» **What the task asks**:
Quote the records in full and leave their pictures out.

» **Source data**:
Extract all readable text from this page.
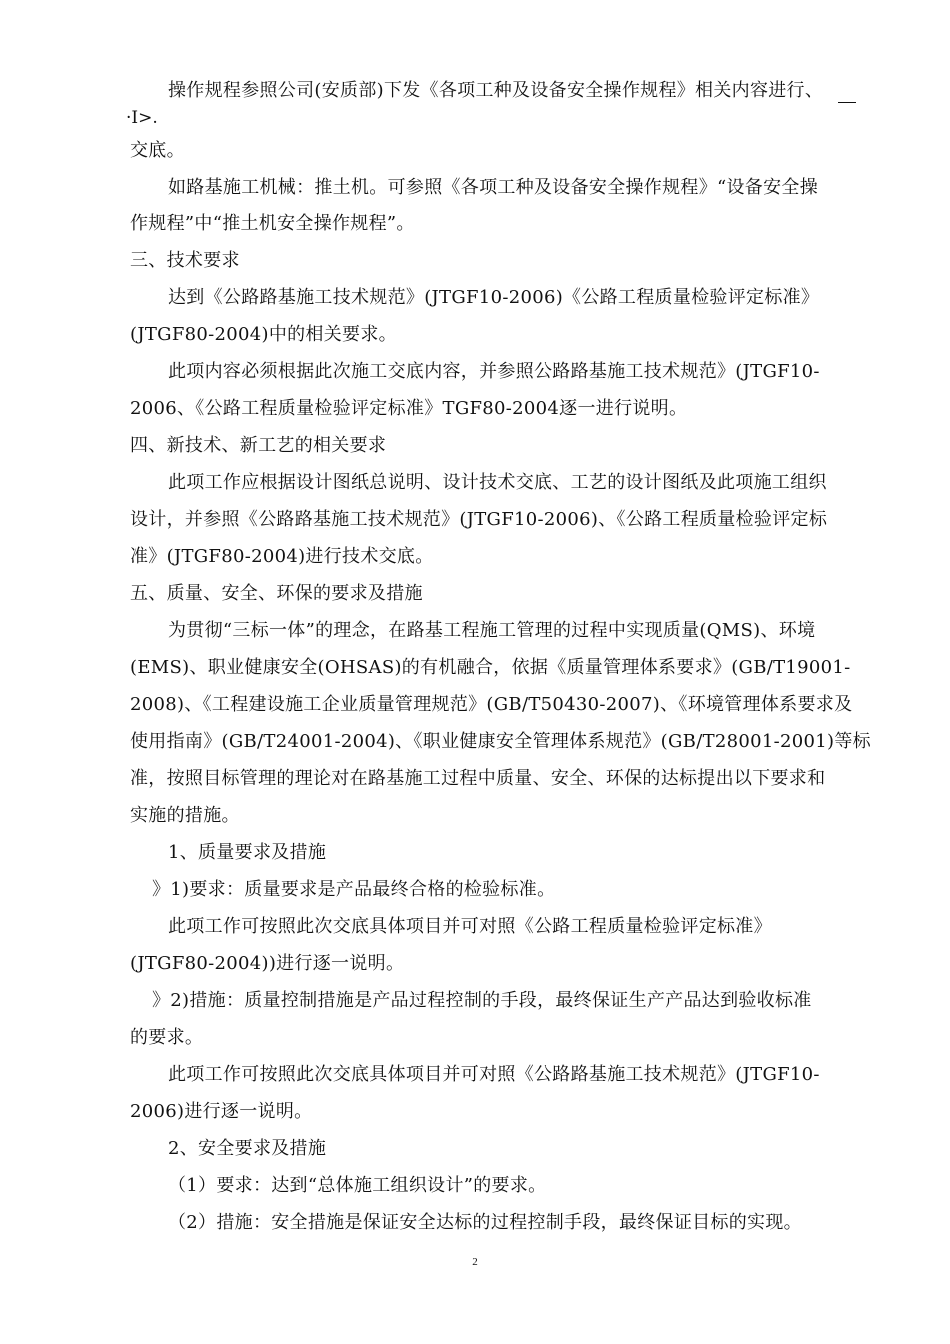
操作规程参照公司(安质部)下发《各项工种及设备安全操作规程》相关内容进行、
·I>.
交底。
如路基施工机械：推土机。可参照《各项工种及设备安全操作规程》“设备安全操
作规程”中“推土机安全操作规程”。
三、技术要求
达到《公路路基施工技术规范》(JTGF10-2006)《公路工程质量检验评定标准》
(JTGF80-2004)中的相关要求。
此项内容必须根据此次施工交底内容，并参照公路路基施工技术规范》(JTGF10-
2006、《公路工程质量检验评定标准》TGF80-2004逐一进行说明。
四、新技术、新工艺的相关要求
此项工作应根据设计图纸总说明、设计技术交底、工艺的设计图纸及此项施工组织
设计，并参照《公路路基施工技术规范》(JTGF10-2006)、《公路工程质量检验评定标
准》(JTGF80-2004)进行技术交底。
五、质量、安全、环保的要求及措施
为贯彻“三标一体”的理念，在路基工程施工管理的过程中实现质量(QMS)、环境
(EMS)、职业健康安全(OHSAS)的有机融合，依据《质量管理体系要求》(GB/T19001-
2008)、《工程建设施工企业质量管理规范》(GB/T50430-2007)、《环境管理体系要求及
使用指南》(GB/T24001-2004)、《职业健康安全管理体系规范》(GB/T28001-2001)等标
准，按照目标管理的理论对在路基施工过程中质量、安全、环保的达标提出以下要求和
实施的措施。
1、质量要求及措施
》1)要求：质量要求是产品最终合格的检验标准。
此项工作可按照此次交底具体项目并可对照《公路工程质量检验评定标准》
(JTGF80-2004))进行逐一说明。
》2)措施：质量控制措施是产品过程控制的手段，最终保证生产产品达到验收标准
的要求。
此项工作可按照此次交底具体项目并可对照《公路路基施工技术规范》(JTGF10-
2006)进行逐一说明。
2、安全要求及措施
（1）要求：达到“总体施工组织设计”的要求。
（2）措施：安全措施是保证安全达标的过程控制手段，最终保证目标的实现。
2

» **Exercise result**:
Extract all readable text from this page.
操作规程参照公司(安质部)下发《各项工种及设备安全操作规程》相关内容进行、
·I>.
交底。
如路基施工机械：推土机。可参照《各项工种及设备安全操作规程》“设备安全操
作规程”中“推土机安全操作规程”。
三、技术要求
达到《公路路基施工技术规范》(JTGF10-2006)《公路工程质量检验评定标准》
(JTGF80-2004)中的相关要求。
此项内容必须根据此次施工交底内容，并参照公路路基施工技术规范》(JTGF10-
2006、《公路工程质量检验评定标准》TGF80-2004逐一进行说明。
四、新技术、新工艺的相关要求
此项工作应根据设计图纸总说明、设计技术交底、工艺的设计图纸及此项施工组织
设计，并参照《公路路基施工技术规范》(JTGF10-2006)、《公路工程质量检验评定标
准》(JTGF80-2004)进行技术交底。
五、质量、安全、环保的要求及措施
为贯彻“三标一体”的理念，在路基工程施工管理的过程中实现质量(QMS)、环境
(EMS)、职业健康安全(OHSAS)的有机融合，依据《质量管理体系要求》(GB/T19001-
2008)、《工程建设施工企业质量管理规范》(GB/T50430-2007)、《环境管理体系要求及
使用指南》(GB/T24001-2004)、《职业健康安全管理体系规范》(GB/T28001-2001)等标
准，按照目标管理的理论对在路基施工过程中质量、安全、环保的达标提出以下要求和
实施的措施。
1、质量要求及措施
》1)要求：质量要求是产品最终合格的检验标准。
此项工作可按照此次交底具体项目并可对照《公路工程质量检验评定标准》
(JTGF80-2004))进行逐一说明。
》2)措施：质量控制措施是产品过程控制的手段，最终保证生产产品达到验收标准
的要求。
此项工作可按照此次交底具体项目并可对照《公路路基施工技术规范》(JTGF10-
2006)进行逐一说明。
2、安全要求及措施
（1）要求：达到“总体施工组织设计”的要求。
（2）措施：安全措施是保证安全达标的过程控制手段，最终保证目标的实现。
2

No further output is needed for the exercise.